### AIM
Within the records that follow, find every line containing the string "this". Copy those lines.

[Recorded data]
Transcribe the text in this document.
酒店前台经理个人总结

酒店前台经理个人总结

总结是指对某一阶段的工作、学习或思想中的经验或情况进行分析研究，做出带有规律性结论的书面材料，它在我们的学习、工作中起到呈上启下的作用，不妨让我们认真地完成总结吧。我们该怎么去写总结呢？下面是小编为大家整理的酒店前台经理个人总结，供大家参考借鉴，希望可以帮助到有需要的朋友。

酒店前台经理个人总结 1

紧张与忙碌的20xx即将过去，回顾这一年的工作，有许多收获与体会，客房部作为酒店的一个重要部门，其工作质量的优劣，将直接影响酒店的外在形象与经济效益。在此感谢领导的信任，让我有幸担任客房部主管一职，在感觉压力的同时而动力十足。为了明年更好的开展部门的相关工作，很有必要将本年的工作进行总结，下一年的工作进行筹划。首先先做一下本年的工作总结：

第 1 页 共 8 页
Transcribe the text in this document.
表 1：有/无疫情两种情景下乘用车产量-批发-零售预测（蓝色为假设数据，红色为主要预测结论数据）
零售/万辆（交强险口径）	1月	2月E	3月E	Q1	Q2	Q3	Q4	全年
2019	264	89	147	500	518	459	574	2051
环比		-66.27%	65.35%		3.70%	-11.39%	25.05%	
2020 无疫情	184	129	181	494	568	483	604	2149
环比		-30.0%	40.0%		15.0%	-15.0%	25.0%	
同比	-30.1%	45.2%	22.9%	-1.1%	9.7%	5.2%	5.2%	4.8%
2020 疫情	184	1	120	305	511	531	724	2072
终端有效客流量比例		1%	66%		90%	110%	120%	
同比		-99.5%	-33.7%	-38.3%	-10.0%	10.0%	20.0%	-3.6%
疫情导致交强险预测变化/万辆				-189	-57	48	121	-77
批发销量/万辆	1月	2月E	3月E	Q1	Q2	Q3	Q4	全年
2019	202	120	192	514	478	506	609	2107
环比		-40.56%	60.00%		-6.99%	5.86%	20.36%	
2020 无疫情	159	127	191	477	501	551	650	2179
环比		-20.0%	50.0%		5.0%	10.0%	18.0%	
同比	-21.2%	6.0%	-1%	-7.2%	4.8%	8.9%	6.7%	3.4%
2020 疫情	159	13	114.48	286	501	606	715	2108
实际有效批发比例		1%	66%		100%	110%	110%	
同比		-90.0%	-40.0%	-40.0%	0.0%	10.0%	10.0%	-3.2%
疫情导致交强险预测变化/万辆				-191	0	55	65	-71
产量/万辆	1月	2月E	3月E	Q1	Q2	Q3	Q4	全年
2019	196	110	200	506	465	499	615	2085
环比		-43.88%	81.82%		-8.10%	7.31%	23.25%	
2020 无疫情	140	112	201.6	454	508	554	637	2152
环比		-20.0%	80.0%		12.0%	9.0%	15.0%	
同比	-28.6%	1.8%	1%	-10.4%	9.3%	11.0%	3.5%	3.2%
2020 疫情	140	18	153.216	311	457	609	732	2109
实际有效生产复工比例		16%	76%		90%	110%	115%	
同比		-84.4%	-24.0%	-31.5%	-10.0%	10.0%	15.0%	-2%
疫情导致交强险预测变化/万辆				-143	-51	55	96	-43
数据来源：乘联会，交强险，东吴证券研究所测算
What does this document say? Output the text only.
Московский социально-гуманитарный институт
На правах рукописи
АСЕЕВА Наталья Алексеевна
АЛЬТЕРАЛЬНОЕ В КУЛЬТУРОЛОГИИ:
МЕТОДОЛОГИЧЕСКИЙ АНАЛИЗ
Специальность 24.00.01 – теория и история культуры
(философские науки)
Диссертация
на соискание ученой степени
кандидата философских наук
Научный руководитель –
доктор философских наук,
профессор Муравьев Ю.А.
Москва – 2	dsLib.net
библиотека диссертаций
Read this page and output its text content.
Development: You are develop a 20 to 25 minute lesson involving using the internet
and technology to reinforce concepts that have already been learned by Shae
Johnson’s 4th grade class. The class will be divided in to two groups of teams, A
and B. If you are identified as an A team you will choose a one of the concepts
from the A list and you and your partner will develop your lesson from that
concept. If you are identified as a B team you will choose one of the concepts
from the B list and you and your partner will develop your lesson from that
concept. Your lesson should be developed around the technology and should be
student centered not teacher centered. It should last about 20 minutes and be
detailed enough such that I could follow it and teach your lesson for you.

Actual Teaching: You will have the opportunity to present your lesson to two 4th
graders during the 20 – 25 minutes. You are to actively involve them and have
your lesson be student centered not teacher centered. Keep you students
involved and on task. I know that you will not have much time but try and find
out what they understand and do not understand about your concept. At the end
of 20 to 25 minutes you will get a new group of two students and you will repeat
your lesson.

### RESPONSE BELOW
Transcribe the text in this document.
Transcribe the text in this document.
What does this document say? Output the text only.
Read this page and output its text content.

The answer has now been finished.